◆ WHAT YOU NEED TO DO:
Write out the entire listing below exactly as it appears, minus any pictures.

◆ RECORD EXTRACTS:
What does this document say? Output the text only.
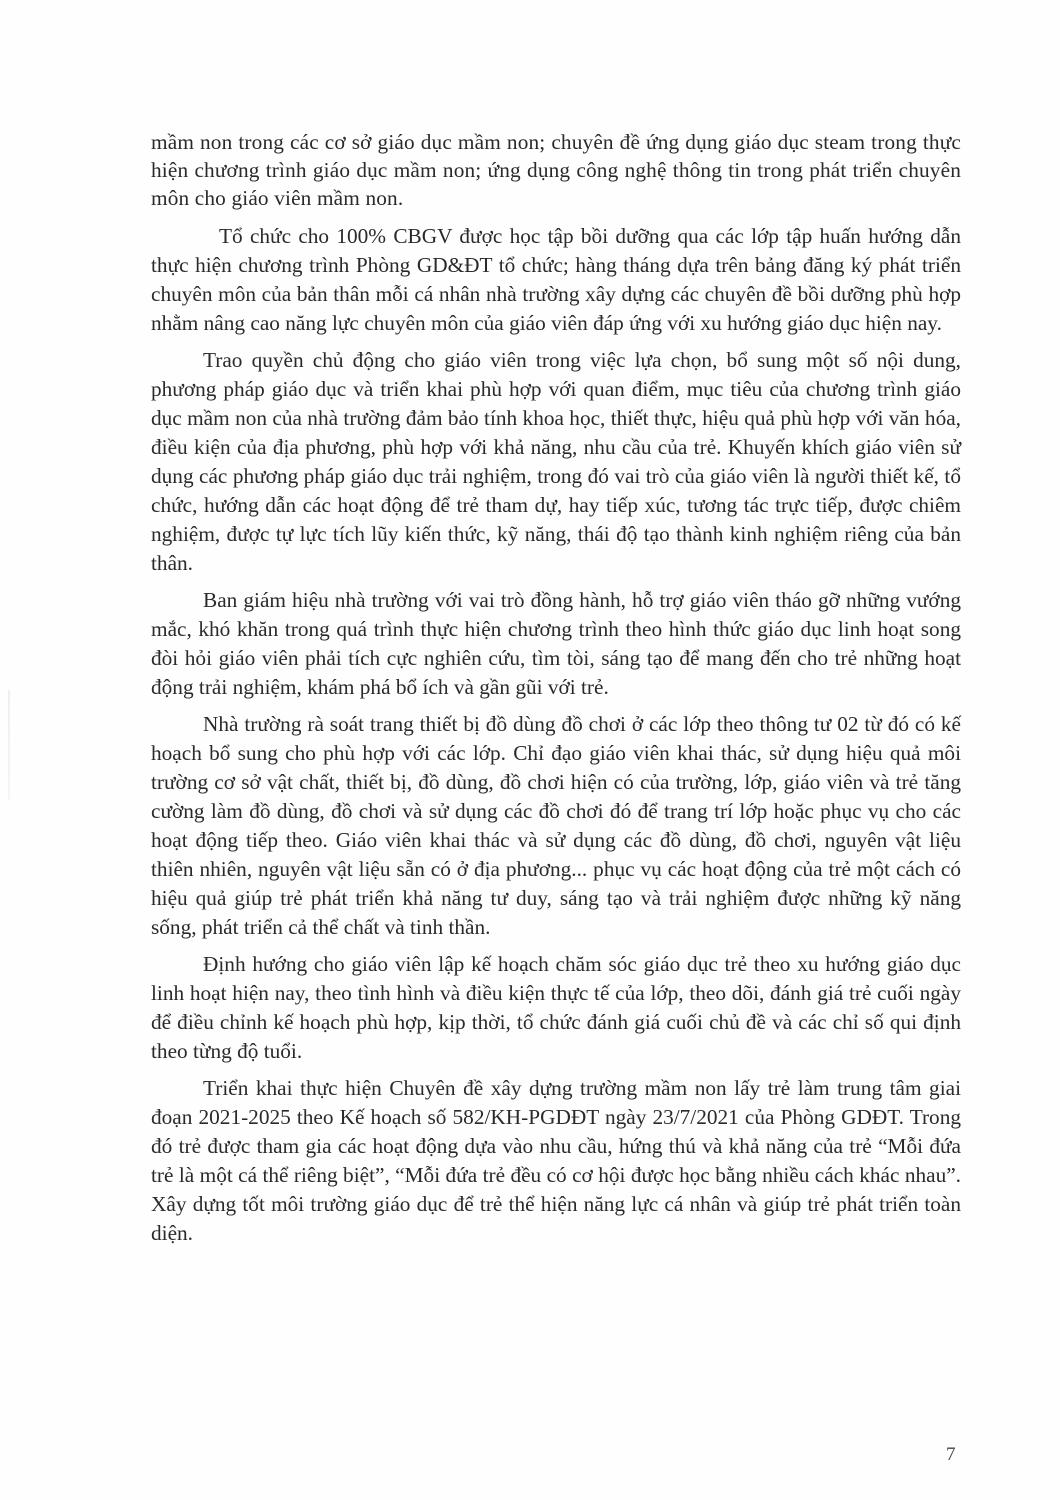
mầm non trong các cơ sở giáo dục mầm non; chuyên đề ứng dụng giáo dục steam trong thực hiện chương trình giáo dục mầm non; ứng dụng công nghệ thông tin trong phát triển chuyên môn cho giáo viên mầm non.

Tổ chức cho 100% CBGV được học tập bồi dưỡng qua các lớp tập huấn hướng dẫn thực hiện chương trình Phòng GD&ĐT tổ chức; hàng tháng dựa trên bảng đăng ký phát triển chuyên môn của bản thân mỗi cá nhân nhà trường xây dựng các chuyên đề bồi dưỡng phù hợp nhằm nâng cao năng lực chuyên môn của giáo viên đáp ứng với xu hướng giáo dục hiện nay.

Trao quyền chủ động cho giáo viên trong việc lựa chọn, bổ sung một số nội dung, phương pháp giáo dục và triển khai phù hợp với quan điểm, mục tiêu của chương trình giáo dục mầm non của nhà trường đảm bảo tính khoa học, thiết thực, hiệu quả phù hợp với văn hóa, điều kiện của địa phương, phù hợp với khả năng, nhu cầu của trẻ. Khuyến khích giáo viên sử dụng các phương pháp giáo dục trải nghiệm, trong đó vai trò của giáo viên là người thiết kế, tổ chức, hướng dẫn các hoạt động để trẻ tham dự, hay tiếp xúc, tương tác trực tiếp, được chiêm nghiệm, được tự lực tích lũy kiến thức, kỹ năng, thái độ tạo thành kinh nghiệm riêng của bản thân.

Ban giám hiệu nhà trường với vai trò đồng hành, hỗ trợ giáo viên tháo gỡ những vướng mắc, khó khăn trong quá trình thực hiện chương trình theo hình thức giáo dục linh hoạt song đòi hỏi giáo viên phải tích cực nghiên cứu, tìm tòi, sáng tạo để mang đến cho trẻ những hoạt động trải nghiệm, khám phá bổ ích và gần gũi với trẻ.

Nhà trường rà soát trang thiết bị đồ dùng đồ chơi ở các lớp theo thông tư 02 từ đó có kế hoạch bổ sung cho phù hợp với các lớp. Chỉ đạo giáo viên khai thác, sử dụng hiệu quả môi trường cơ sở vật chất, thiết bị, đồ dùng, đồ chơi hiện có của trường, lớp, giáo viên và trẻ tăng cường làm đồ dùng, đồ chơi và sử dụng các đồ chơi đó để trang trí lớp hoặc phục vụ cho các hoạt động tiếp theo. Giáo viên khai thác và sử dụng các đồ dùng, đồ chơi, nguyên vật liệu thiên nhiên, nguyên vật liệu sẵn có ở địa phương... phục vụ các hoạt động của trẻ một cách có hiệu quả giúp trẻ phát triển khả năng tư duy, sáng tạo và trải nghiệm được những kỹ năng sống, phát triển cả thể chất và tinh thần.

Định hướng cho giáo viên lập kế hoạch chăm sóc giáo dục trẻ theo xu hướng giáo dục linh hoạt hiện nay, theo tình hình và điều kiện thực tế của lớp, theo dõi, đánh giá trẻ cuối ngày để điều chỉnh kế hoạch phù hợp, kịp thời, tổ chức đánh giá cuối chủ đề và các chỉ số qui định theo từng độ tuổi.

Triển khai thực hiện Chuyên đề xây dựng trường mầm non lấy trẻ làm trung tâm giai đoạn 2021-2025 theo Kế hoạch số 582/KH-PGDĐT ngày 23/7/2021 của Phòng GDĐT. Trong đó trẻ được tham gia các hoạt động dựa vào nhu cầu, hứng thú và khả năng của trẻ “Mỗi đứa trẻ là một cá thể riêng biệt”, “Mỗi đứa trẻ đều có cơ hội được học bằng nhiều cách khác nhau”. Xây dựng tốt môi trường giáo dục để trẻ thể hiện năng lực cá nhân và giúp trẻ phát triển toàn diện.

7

◆ SOLUTION:
What does this document say? Output the text only.
mầm non trong các cơ sở giáo dục mầm non; chuyên đề ứng dụng giáo dục steam trong thực hiện chương trình giáo dục mầm non; ứng dụng công nghệ thông tin trong phát triển chuyên môn cho giáo viên mầm non.

Tổ chức cho 100% CBGV được học tập bồi dưỡng qua các lớp tập huấn hướng dẫn thực hiện chương trình Phòng GD&ĐT tổ chức; hàng tháng dựa trên bảng đăng ký phát triển chuyên môn của bản thân mỗi cá nhân nhà trường xây dựng các chuyên đề bồi dưỡng phù hợp nhằm nâng cao năng lực chuyên môn của giáo viên đáp ứng với xu hướng giáo dục hiện nay.

Trao quyền chủ động cho giáo viên trong việc lựa chọn, bổ sung một số nội dung, phương pháp giáo dục và triển khai phù hợp với quan điểm, mục tiêu của chương trình giáo dục mầm non của nhà trường đảm bảo tính khoa học, thiết thực, hiệu quả phù hợp với văn hóa, điều kiện của địa phương, phù hợp với khả năng, nhu cầu của trẻ. Khuyến khích giáo viên sử dụng các phương pháp giáo dục trải nghiệm, trong đó vai trò của giáo viên là người thiết kế, tổ chức, hướng dẫn các hoạt động để trẻ tham dự, hay tiếp xúc, tương tác trực tiếp, được chiêm nghiệm, được tự lực tích lũy kiến thức, kỹ năng, thái độ tạo thành kinh nghiệm riêng của bản thân.

Ban giám hiệu nhà trường với vai trò đồng hành, hỗ trợ giáo viên tháo gỡ những vướng mắc, khó khăn trong quá trình thực hiện chương trình theo hình thức giáo dục linh hoạt song đòi hỏi giáo viên phải tích cực nghiên cứu, tìm tòi, sáng tạo để mang đến cho trẻ những hoạt động trải nghiệm, khám phá bổ ích và gần gũi với trẻ.

Nhà trường rà soát trang thiết bị đồ dùng đồ chơi ở các lớp theo thông tư 02 từ đó có kế hoạch bổ sung cho phù hợp với các lớp. Chỉ đạo giáo viên khai thác, sử dụng hiệu quả môi trường cơ sở vật chất, thiết bị, đồ dùng, đồ chơi hiện có của trường, lớp, giáo viên và trẻ tăng cường làm đồ dùng, đồ chơi và sử dụng các đồ chơi đó để trang trí lớp hoặc phục vụ cho các hoạt động tiếp theo. Giáo viên khai thác và sử dụng các đồ dùng, đồ chơi, nguyên vật liệu thiên nhiên, nguyên vật liệu sẵn có ở địa phương... phục vụ các hoạt động của trẻ một cách có hiệu quả giúp trẻ phát triển khả năng tư duy, sáng tạo và trải nghiệm được những kỹ năng sống, phát triển cả thể chất và tinh thần.

Định hướng cho giáo viên lập kế hoạch chăm sóc giáo dục trẻ theo xu hướng giáo dục linh hoạt hiện nay, theo tình hình và điều kiện thực tế của lớp, theo dõi, đánh giá trẻ cuối ngày để điều chỉnh kế hoạch phù hợp, kịp thời, tổ chức đánh giá cuối chủ đề và các chỉ số qui định theo từng độ tuổi.

Triển khai thực hiện Chuyên đề xây dựng trường mầm non lấy trẻ làm trung tâm giai đoạn 2021-2025 theo Kế hoạch số 582/KH-PGDĐT ngày 23/7/2021 của Phòng GDĐT. Trong đó trẻ được tham gia các hoạt động dựa vào nhu cầu, hứng thú và khả năng của trẻ “Mỗi đứa trẻ là một cá thể riêng biệt”, “Mỗi đứa trẻ đều có cơ hội được học bằng nhiều cách khác nhau”. Xây dựng tốt môi trường giáo dục để trẻ thể hiện năng lực cá nhân và giúp trẻ phát triển toàn diện.

7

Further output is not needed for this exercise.